=== Task details ===
Scan the material for the word "this", and copy each line where it shows up.
─── Record extracts ───
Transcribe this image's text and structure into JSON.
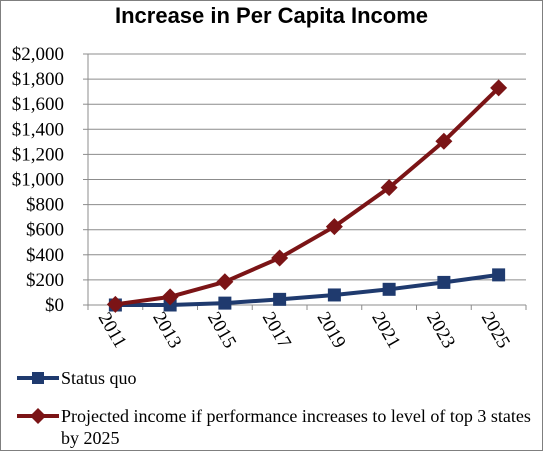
{
  "chart_data": {
    "type": "line",
    "title": "Increase in Per Capita Income",
    "xlabel": "",
    "ylabel": "",
    "categories": [
      "2011",
      "2013",
      "2015",
      "2017",
      "2019",
      "2021",
      "2023",
      "2025"
    ],
    "ylim": [
      0,
      2000
    ],
    "y_ticks": [
      "$0",
      "$200",
      "$400",
      "$600",
      "$800",
      "$1,000",
      "$1,200",
      "$1,400",
      "$1,600",
      "$1,800",
      "$2,000"
    ],
    "grid": true,
    "legend_position": "bottom",
    "series": [
      {
        "name": "Status quo",
        "marker": "square",
        "color": "#1f3a6e",
        "values": [
          0,
          0,
          15,
          45,
          80,
          125,
          180,
          240
        ]
      },
      {
        "name": "Projected income if performance increases to level of top 3 states by 2025",
        "marker": "diamond",
        "color": "#7b1416",
        "values": [
          5,
          65,
          185,
          375,
          625,
          935,
          1305,
          1730
        ]
      }
    ]
  }
}
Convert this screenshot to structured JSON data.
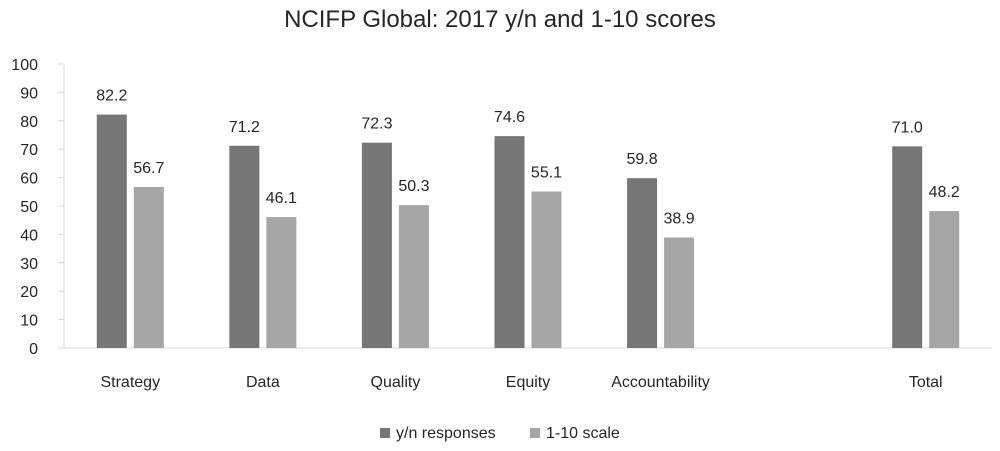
{
  "chart_data": {
    "type": "bar",
    "title": "NCIFP Global: 2017 y/n and 1-10 scores",
    "xlabel": "",
    "ylabel": "",
    "categories": [
      "Strategy",
      "Data",
      "Quality",
      "Equity",
      "Accountability",
      "",
      "Total"
    ],
    "series": [
      {
        "name": "y/n responses",
        "color": "#767676",
        "values": [
          82.2,
          71.2,
          72.3,
          74.6,
          59.8,
          null,
          71.0
        ],
        "labels": [
          "82.2",
          "71.2",
          "72.3",
          "74.6",
          "59.8",
          "",
          "71.0"
        ]
      },
      {
        "name": "1-10 scale",
        "color": "#a5a5a5",
        "values": [
          56.7,
          46.1,
          50.3,
          55.1,
          38.9,
          null,
          48.2
        ],
        "labels": [
          "56.7",
          "46.1",
          "50.3",
          "55.1",
          "38.9",
          "",
          "48.2"
        ]
      }
    ],
    "ylim": [
      0,
      100
    ],
    "yticks": [
      "0",
      "10",
      "20",
      "30",
      "40",
      "50",
      "60",
      "70",
      "80",
      "90",
      "100"
    ],
    "grid": false,
    "legend_position": "bottom",
    "data_labels": true
  }
}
───
=== Expected answer ===
Transcribe this image's text and structure into JSON.
Convert this screenshot to structured JSON data.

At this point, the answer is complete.